▶ _Excerto da fonte_
☆ ☆ ☆

O que a motiva? “Ver as coisas a mudar. Contribuir para melhorar a vida dos outros”. E Margarida dá exemplos práticos. “A JSD teve há cerca de dois meses um papel muito importante na alteração ao Regulamento de Atribuição de Bolsas de Estudo do Ensino Superior, e neste ano letivo que agora inicia haverá previsivelmente mais 5000 mil famílias que vão ser apoiadas. Isto é uma grande diferença na vida de imensa gente. Há três anos havia uma norma que suspendia a bolsa caso houvesse no agregado familiar dívidas contributivas ou tributárias. Havia jovens com bolsa em que os pais deixaram de pagar o IMI, por exemplo, e os alunos deixaram de poder ter capacidade para estudar. Estávamos em 2012. A JSD achou que era intolerável, porque consideramos que a educação é um elevador social e colocou-se ao lado das associações académicas e conseguimos junto do ministério da Educação e Ciência e do das Finanças que fosse revogada essa norma e os jovens voltaram a ter acesso à bolsa. Milhares de jovens puderam melhorar a sua vida. Mais recentemente fizemos alterações aos Estatutos das Ordens Profissionais, eliminando barreiras que dificultavam a milhares de jovens o acesso à profissão para a qual estudaram.”

São exemplos práticos como estes que fazem Margarida correr. Ajudar a “melhorar a vida dos outros, colocar o nosso tempo ao serviço dos outros”. Por isso, Margarida Balseiro Lopes acredita ser possível mudar a imagem que se tem hoje dos jovens políticos através do exemplo. “É preciso que a política tenha pessoas qualificadas, que deixem de funcionar apenas nas sedes dos partidos e venham para a rua, no sentido de se aproximarem das pessoas, das associações e coletividades. É preciso ir ao encontro da sociedade civil”.

☆ ☆ ☆

▶ _Complete o seguinte_
1. Reescreva de forma mais curta o parágrafo do excerto da fonte que começa por "São exemplos práticos como estes", mantendo os factos principais.
2. Disponha como lista JSON de strings o trecho dos registos que vai do início até à linha que contém "metric-row[interactable]: W Power", inclusive, com uma string por linha e sem as linhas em branco.

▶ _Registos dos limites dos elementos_
☆ ☆ ☆

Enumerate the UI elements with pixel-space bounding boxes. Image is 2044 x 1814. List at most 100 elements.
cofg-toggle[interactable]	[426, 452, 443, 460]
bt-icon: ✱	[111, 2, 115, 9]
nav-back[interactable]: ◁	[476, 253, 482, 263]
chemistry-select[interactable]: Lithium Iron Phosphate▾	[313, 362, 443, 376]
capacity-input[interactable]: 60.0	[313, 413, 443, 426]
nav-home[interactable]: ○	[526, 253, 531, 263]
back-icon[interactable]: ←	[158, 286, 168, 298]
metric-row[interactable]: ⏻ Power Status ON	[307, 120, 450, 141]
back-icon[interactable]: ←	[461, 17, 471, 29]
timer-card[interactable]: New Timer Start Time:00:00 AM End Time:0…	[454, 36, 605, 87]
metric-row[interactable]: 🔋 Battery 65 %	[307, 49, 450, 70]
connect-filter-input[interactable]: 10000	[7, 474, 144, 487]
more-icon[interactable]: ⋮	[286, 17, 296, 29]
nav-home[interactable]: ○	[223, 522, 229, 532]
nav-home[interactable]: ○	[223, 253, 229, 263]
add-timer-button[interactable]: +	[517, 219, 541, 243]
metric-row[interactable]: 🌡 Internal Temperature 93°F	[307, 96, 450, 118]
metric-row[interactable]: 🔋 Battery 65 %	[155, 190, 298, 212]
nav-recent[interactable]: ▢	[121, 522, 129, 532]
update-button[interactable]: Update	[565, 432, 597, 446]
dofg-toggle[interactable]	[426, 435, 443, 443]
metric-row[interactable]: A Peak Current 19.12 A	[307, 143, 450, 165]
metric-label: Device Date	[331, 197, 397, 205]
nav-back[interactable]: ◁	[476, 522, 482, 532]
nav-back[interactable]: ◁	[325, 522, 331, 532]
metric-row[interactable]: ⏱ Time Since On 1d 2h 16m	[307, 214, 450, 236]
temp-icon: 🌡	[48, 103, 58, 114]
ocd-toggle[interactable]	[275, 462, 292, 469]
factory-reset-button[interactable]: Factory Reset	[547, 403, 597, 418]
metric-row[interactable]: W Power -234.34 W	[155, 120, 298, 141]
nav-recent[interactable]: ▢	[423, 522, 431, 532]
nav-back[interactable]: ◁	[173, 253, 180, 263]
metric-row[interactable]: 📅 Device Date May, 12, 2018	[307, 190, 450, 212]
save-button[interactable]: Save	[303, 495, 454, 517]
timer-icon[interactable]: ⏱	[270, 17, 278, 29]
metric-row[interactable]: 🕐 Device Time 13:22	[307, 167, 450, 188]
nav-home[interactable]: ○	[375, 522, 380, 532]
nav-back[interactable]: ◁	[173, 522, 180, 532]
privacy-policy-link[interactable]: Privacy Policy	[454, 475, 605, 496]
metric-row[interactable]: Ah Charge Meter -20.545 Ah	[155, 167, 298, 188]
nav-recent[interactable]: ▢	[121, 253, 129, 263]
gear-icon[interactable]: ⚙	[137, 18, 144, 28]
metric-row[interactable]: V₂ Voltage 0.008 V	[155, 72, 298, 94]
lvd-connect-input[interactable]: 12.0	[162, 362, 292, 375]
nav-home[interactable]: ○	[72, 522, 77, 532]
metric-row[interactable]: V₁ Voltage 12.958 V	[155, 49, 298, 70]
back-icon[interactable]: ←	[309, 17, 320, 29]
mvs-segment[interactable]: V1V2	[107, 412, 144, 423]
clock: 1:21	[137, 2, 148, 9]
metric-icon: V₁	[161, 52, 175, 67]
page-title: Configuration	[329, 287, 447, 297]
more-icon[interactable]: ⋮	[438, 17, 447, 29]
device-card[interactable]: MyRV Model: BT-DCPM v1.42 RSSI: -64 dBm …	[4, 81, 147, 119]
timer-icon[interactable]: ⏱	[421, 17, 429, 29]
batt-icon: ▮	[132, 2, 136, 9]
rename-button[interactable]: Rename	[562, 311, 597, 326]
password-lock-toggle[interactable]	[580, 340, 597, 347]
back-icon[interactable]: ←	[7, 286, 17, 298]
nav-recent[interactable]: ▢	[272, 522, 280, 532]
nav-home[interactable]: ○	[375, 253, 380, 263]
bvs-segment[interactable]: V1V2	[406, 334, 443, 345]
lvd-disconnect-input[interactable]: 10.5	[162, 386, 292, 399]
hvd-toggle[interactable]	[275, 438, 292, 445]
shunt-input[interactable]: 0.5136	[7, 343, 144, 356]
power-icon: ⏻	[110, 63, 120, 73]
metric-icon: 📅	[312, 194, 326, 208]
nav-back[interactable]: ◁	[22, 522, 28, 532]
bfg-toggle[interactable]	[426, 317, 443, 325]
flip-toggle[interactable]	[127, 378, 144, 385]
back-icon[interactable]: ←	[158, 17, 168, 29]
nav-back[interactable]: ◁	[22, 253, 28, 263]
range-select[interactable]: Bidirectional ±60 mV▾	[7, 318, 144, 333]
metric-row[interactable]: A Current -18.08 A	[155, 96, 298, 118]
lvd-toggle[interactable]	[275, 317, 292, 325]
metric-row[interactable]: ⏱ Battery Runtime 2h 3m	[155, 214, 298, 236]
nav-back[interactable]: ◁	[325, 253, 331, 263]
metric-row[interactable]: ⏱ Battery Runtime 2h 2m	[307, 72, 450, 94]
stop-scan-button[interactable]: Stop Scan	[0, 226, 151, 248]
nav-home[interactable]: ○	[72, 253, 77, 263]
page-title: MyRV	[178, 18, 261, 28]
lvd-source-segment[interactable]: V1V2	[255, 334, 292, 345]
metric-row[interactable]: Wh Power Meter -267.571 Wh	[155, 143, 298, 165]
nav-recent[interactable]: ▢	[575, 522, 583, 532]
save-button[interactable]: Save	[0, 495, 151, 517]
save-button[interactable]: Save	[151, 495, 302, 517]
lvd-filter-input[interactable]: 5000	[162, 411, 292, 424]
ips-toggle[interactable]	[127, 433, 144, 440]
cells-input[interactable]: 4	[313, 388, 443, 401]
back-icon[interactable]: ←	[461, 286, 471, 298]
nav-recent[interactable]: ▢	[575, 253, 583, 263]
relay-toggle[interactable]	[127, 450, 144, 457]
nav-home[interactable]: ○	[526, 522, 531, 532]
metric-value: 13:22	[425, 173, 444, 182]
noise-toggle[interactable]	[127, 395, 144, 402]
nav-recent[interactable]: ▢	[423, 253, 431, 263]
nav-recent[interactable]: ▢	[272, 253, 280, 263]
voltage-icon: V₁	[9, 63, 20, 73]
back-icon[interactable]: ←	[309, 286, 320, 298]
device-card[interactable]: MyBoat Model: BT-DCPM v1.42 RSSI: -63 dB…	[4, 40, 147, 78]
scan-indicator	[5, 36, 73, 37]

☆ ☆ ☆

▶ _Respostas do exercício_
1. Margarida Balseiro Lopes é movida por exemplos práticos como estes: quer melhorar a vida dos outros e pôr o seu tempo ao serviço deles. Acredita que o exemplo pode mudar a imagem atual dos jovens políticos. Para ela, a política precisa de pessoas qualificadas que saiam das sedes dos partidos e vão para a rua, para se aproximarem das pessoas, das associações e das coletividades e irem ao encontro da sociedade civil.

2.
[
  "Enumerate the UI elements with pixel-space bounding boxes. Image is 2044 x 1814. List at most 100 elements.",
  "cofg-toggle[interactable]\t[426, 452, 443, 460]",
  "bt-icon: ✱\t[111, 2, 115, 9]",
  "nav-back[interactable]: ◁\t[476, 253, 482, 263]",
  "chemistry-select[interactable]: Lithium Iron Phosphate▾\t[313, 362, 443, 376]",
  "capacity-input[interactable]: 60.0\t[313, 413, 443, 426]",
  "nav-home[interactable]: ○\t[526, 253, 531, 263]",
  "back-icon[interactable]: ←\t[158, 286, 168, 298]",
  "metric-row[interactable]: ⏻ Power Status ON\t[307, 120, 450, 141]",
  "back-icon[interactable]: ←\t[461, 17, 471, 29]",
  "timer-card[interactable]: New Timer Start Time:00:00 AM End Time:0…\t[454, 36, 605, 87]",
  "metric-row[interactable]: 🔋 Battery 65 %\t[307, 49, 450, 70]",
  "connect-filter-input[interactable]: 10000\t[7, 474, 144, 487]",
  "more-icon[interactable]: ⋮\t[286, 17, 296, 29]",
  "nav-home[interactable]: ○\t[223, 522, 229, 532]",
  "nav-home[interactable]: ○\t[223, 253, 229, 263]",
  "add-timer-button[interactable]: +\t[517, 219, 541, 243]",
  "metric-row[interactable]: 🌡 Internal Temperature 93°F\t[307, 96, 450, 118]",
  "metric-row[interactable]: 🔋 Battery 65 %\t[155, 190, 298, 212]",
  "nav-recent[interactable]: ▢\t[121, 522, 129, 532]",
  "update-button[interactable]: Update\t[565, 432, 597, 446]",
  "dofg-toggle[interactable]\t[426, 435, 443, 443]",
  "metric-row[interactable]: A Peak Current 19.12 A\t[307, 143, 450, 165]",
  "metric-label: Device Date\t[331, 197, 397, 205]",
  "nav-back[interactable]: ◁\t[476, 522, 482, 532]",
  "nav-back[interactable]: ◁\t[325, 522, 331, 532]",
  "metric-row[interactable]: ⏱ Time Since On 1d 2h 16m\t[307, 214, 450, 236]",
  "temp-icon: 🌡\t[48, 103, 58, 114]",
  "ocd-toggle[interactable]\t[275, 462, 292, 469]",
  "factory-reset-button[interactable]: Factory Reset\t[547, 403, 597, 418]",
  "metric-row[interactable]: W Power -234.34 W\t[155, 120, 298, 141]"
]